## REQUIREMENTS
Select the lines of the records containing the word "Pemerintah" and list them.

Data entries

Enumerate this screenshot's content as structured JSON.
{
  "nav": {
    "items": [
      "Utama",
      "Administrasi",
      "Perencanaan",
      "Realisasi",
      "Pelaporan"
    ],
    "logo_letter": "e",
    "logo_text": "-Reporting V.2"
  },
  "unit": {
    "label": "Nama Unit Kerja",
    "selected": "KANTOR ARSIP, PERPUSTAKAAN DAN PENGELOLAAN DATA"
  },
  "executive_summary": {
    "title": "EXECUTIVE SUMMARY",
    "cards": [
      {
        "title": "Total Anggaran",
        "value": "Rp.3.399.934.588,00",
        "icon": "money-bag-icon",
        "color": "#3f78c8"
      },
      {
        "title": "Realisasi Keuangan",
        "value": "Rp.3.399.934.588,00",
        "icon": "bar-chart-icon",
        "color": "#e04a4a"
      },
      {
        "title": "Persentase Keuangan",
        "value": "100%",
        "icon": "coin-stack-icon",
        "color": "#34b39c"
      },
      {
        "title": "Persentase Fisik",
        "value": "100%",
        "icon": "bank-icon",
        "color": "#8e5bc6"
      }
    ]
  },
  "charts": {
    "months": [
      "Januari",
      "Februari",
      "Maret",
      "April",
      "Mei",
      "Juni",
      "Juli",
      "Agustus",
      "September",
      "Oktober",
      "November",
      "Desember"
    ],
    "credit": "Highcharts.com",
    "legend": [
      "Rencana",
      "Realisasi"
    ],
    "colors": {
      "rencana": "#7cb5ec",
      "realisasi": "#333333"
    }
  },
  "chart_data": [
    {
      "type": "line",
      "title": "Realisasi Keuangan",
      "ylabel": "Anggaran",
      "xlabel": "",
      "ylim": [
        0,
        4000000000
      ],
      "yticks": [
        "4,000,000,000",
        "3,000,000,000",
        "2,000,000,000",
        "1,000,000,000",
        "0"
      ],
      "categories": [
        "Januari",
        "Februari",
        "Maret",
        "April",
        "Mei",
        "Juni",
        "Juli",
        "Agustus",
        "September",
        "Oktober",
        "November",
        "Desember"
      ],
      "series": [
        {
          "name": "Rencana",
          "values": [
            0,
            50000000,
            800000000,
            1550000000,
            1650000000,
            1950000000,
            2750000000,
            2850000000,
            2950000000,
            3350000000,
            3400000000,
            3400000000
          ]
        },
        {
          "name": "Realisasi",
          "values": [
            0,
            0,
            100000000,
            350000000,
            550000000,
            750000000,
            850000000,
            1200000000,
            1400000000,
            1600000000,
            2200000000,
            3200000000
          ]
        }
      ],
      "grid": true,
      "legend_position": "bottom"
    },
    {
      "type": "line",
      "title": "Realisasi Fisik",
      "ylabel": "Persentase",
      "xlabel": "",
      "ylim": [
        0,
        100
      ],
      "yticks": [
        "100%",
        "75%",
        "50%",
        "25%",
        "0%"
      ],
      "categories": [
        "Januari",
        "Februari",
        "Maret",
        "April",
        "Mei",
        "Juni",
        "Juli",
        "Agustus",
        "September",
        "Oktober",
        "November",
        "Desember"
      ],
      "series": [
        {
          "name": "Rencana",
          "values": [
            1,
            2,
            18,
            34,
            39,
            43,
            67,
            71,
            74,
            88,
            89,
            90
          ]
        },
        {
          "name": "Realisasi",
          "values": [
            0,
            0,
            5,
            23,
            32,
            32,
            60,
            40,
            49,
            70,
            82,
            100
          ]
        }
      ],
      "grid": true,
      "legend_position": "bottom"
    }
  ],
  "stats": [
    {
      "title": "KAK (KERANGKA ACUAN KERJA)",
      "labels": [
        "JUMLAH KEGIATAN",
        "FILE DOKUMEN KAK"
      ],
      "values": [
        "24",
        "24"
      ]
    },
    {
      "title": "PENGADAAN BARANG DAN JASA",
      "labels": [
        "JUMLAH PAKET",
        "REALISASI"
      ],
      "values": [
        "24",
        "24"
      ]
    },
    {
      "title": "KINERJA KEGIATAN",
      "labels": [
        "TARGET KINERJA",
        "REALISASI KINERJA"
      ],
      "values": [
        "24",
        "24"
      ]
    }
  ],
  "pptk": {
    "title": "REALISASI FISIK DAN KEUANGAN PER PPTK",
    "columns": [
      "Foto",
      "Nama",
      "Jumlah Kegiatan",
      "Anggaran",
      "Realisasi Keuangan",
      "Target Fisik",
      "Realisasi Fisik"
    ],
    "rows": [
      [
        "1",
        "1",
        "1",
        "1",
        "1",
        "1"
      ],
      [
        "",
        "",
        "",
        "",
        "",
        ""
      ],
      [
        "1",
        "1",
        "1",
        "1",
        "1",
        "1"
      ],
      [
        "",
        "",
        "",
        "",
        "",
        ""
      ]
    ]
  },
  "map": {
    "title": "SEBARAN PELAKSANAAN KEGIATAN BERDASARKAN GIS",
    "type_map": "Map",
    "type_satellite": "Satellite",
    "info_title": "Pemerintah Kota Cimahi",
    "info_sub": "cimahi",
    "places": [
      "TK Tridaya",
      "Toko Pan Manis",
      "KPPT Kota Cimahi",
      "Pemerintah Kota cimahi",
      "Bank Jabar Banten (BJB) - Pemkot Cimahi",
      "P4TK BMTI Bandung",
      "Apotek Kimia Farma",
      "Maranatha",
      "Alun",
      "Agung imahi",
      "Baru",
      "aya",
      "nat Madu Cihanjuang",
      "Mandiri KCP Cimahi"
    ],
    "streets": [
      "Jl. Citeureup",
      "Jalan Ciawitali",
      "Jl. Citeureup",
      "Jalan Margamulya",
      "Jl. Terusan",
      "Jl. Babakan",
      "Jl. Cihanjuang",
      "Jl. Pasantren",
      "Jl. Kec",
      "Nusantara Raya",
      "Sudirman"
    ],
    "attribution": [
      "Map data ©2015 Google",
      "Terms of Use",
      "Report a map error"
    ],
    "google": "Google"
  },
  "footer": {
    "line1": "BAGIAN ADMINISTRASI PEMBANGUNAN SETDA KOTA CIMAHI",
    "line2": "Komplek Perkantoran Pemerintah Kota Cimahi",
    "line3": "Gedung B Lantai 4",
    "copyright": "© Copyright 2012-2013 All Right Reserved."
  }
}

## RESPONSE
    "info_title": "Pemerintah Kota Cimahi",
      "Pemerintah Kota cimahi",
    "line2": "Komplek Perkantoran Pemerintah Kota Cimahi",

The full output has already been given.